Return, word for word, every line that follows.

## start Records provided

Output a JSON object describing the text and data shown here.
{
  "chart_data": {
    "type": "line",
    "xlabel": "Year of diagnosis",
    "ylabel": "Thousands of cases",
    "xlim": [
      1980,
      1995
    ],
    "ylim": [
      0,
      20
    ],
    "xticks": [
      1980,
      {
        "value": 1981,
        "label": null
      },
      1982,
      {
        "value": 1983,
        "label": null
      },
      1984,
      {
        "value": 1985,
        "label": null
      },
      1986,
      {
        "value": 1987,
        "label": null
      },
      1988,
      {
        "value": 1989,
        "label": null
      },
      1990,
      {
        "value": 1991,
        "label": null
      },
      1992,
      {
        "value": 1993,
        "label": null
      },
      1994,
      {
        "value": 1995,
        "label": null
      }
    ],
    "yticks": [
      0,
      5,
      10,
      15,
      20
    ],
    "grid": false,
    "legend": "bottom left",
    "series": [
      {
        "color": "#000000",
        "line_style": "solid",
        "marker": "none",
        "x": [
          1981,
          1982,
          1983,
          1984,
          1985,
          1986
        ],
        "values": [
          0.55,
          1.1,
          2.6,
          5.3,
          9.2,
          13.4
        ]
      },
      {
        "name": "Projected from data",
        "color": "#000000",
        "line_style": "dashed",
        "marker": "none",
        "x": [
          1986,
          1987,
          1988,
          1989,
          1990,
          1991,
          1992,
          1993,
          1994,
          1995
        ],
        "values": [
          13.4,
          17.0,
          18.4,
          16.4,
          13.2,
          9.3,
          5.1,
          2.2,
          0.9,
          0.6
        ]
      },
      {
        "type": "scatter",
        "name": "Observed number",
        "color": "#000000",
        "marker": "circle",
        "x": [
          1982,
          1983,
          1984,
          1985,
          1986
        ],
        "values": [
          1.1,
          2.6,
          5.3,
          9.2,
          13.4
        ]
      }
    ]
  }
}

## end Records provided

* Full output *
Output a JSON object describing the text and data shown here.
{
  "chart_data": {
    "type": "line",
    "xlabel": "Year of diagnosis",
    "ylabel": "Thousands of cases",
    "xlim": [
      1980,
      1995
    ],
    "ylim": [
      0,
      20
    ],
    "xticks": [
      1980,
      {
        "value": 1981,
        "label": null
      },
      1982,
      {
        "value": 1983,
        "label": null
      },
      1984,
      {
        "value": 1985,
        "label": null
      },
      1986,
      {
        "value": 1987,
        "label": null
      },
      1988,
      {
        "value": 1989,
        "label": null
      },
      1990,
      {
        "value": 1991,
        "label": null
      },
      1992,
      {
        "value": 1993,
        "label": null
      },
      1994,
      {
        "value": 1995,
        "label": null
      }
    ],
    "yticks": [
      0,
      5,
      10,
      15,
      20
    ],
    "grid": false,
    "legend": "bottom left",
    "series": [
      {
        "color": "#000000",
        "line_style": "solid",
        "marker": "none",
        "x": [
          1981,
          1982,
          1983,
          1984,
          1985,
          1986
        ],
        "values": [
          0.55,
          1.1,
          2.6,
          5.3,
          9.2,
          13.4
        ]
      },
      {
        "name": "Projected from data",
        "color": "#000000",
        "line_style": "dashed",
        "marker": "none",
        "x": [
          1986,
          1987,
          1988,
          1989,
          1990,
          1991,
          1992,
          1993,
          1994,
          1995
        ],
        "values": [
          13.4,
          17.0,
          18.4,
          16.4,
          13.2,
          9.3,
          5.1,
          2.2,
          0.9,
          0.6
        ]
      },
      {
        "type": "scatter",
        "name": "Observed number",
        "color": "#000000",
        "marker": "circle",
        "x": [
          1982,
          1983,
          1984,
          1985,
          1986
        ],
        "values": [
          1.1,
          2.6,
          5.3,
          9.2,
          13.4
        ]
      }
    ]
  }
}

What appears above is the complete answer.